[INPUT FOR THIS TASK — start]

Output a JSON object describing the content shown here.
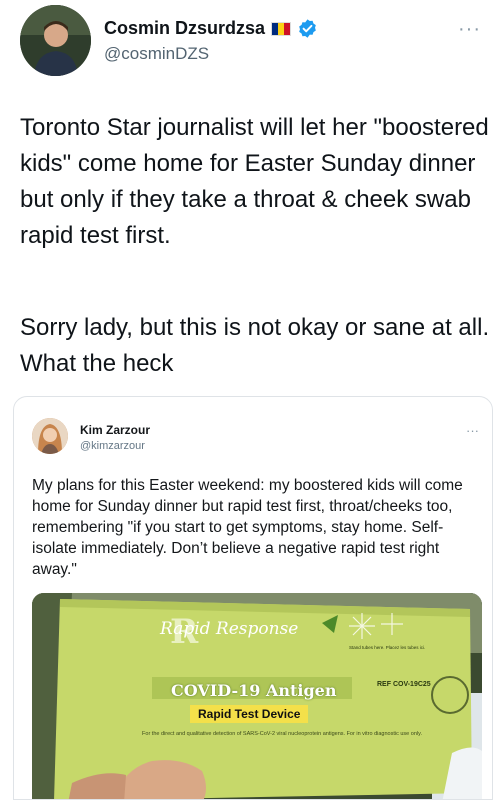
{
  "tweet": {
    "author": {
      "display_name": "Cosmin Dzsurdzsa",
      "handle": "@cosminDZS",
      "flag_colors": [
        "#002b7f",
        "#fcd116",
        "#ce1126"
      ],
      "verified": true
    },
    "more_label": "···",
    "text_paragraphs": [
      "Toronto Star journalist will let her \"boostered kids\" come home for Easter Sunday dinner but only if they take a throat & cheek swab rapid test first.",
      "Sorry lady, but this is not okay or sane at all. What the heck"
    ]
  },
  "quoted_tweet": {
    "author": {
      "display_name": "Kim Zarzour",
      "handle": "@kimzarzour"
    },
    "more_label": "···",
    "text": "My plans for this Easter weekend: my boostered kids will come home for Sunday dinner but rapid test first, throat/cheeks too, remembering \"if you start to get symptoms, stay home. Self-isolate immediately. Don’t believe a negative rapid test right away.\"",
    "image": {
      "brand": "Rapid Response",
      "title": "COVID-19 Antigen",
      "subtitle": "Rapid Test Device",
      "small_print": "For the direct and qualitative detection of SARS-CoV-2 viral nucleoprotein antigens. For in vitro diagnostic use only.",
      "ref_code": "REF COV-19C25",
      "tubes_note": "Stand tubes here. Placez les tubes ici."
    }
  },
  "colors": {
    "verified_blue": "#1d9bf0",
    "box_green": "#c6d86a",
    "subtitle_yellow": "#f4e04a"
  }
}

[INPUT FOR THIS TASK — finish]

Find every line in the records above that holds the word "Easter", and copy each one.

      "Toronto Star journalist will let her \"boostered kids\" come home for Easter Sunday dinner but only if they take a throat & cheek swab rapid test first.",
    "text": "My plans for this Easter weekend: my boostered kids will come home for Sunday dinner but rapid test first, throat/cheeks too, remembering \"if you start to get symptoms, stay home. Self-isolate immediately. Don’t believe a negative rapid test right away.\"",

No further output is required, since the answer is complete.